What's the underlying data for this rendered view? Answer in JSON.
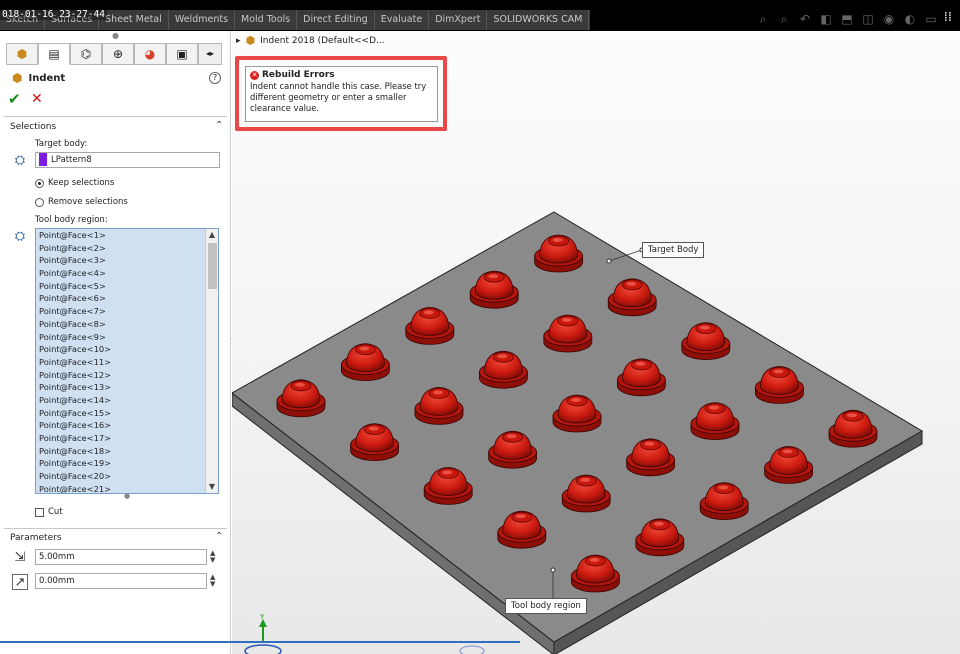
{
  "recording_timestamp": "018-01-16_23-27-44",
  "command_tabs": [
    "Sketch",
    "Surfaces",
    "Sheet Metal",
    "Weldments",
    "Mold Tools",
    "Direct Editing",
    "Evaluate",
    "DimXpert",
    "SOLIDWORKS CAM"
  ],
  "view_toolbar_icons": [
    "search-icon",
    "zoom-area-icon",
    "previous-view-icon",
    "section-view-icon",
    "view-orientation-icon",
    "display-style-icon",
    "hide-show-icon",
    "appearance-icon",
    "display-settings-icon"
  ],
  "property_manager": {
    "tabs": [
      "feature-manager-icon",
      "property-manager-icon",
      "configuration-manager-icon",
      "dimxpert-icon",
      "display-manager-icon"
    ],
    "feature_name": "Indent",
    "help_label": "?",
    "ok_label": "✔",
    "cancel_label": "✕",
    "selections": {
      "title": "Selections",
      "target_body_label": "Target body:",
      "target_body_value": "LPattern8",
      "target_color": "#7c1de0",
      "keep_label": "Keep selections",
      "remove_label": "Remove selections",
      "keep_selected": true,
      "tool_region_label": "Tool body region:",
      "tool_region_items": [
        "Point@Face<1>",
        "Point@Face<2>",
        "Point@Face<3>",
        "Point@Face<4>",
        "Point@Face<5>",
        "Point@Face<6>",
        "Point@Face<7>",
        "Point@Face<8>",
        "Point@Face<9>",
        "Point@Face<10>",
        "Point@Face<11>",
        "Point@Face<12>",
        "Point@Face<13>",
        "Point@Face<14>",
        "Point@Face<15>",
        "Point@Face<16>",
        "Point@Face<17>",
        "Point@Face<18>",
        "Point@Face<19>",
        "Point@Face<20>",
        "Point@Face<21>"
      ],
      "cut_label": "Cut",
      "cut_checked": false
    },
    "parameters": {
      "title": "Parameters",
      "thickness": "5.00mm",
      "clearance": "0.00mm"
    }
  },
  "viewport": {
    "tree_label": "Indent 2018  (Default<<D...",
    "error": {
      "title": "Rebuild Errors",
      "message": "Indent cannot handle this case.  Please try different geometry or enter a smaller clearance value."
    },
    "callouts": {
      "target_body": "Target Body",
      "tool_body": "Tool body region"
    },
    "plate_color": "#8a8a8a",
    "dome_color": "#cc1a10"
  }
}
◇ ◇ ◇ ◇ ◇
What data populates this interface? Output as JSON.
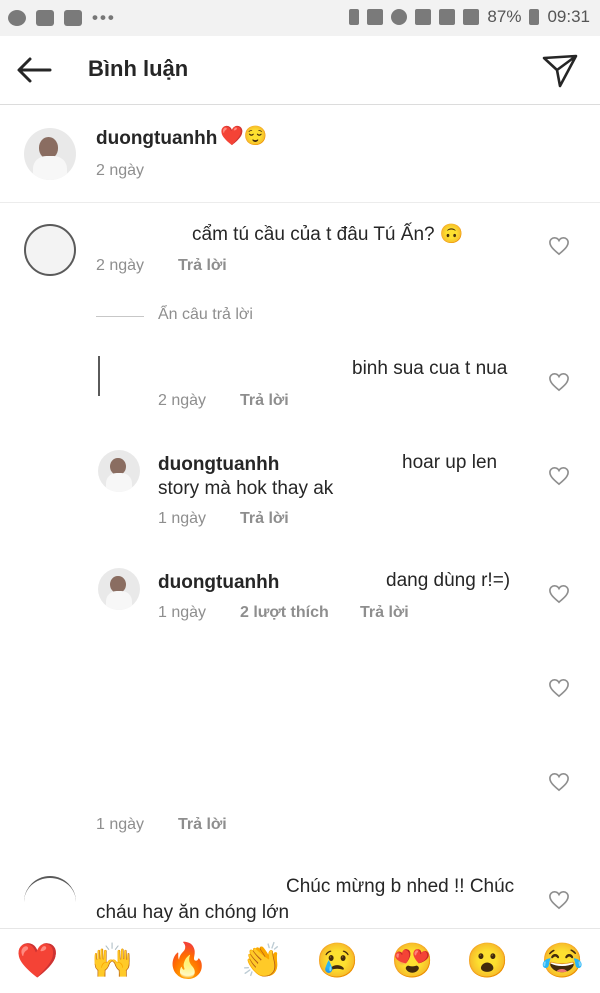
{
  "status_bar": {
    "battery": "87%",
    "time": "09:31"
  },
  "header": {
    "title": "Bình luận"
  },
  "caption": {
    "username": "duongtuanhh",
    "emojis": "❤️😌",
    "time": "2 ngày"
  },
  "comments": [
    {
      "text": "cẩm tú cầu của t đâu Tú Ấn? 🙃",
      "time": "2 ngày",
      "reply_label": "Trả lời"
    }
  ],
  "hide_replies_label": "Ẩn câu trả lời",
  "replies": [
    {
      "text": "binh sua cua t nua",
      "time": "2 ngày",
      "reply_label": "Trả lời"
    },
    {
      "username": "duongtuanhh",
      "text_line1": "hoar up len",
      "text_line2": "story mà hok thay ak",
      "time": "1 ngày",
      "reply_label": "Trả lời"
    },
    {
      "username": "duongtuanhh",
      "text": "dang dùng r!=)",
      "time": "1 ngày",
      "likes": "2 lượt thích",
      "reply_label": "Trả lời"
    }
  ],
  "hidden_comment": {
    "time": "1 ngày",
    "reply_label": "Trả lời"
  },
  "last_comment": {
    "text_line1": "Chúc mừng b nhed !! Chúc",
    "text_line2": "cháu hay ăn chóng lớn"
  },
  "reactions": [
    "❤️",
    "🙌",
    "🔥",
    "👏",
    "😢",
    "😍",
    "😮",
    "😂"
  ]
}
◇ ◇ ◇ ◇ ◇
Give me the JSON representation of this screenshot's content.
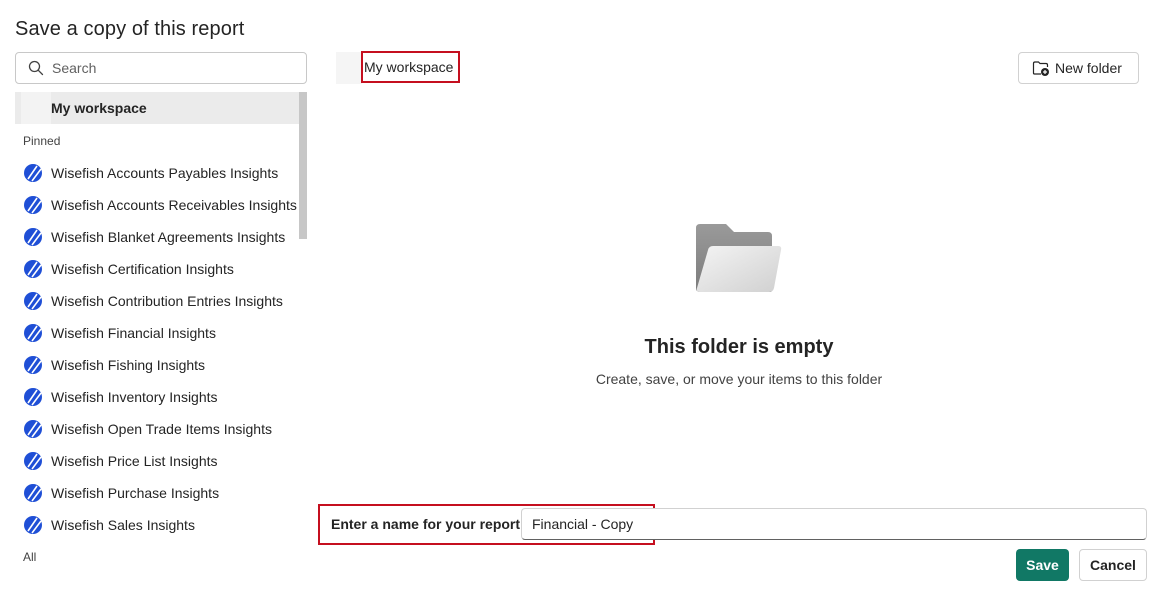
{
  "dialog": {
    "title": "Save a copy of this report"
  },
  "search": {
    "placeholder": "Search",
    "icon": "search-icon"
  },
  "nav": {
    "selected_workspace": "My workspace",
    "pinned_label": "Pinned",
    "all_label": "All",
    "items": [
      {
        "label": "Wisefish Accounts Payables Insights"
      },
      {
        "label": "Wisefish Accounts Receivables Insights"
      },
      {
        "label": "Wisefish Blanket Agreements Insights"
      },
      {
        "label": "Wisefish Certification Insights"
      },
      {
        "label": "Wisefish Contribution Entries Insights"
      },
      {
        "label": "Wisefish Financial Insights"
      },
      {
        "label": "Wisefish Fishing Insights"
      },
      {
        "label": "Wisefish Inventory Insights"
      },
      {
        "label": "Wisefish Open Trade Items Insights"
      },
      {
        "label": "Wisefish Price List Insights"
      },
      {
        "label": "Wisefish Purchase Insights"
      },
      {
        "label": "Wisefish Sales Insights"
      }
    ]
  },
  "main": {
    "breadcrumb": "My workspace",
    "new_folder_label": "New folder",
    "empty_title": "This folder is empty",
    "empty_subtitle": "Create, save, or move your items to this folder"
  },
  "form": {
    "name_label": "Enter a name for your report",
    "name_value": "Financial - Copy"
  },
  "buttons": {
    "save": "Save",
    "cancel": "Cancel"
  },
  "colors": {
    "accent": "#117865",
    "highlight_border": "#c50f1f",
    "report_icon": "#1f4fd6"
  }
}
◇ ◇ ◇ ◇ ◇
▶ _Goal_
Search the entries for "workspace" and copy out each line that has it.

▶ _Reply to the task_
    "selected_workspace": "My workspace",
    "breadcrumb": "My workspace",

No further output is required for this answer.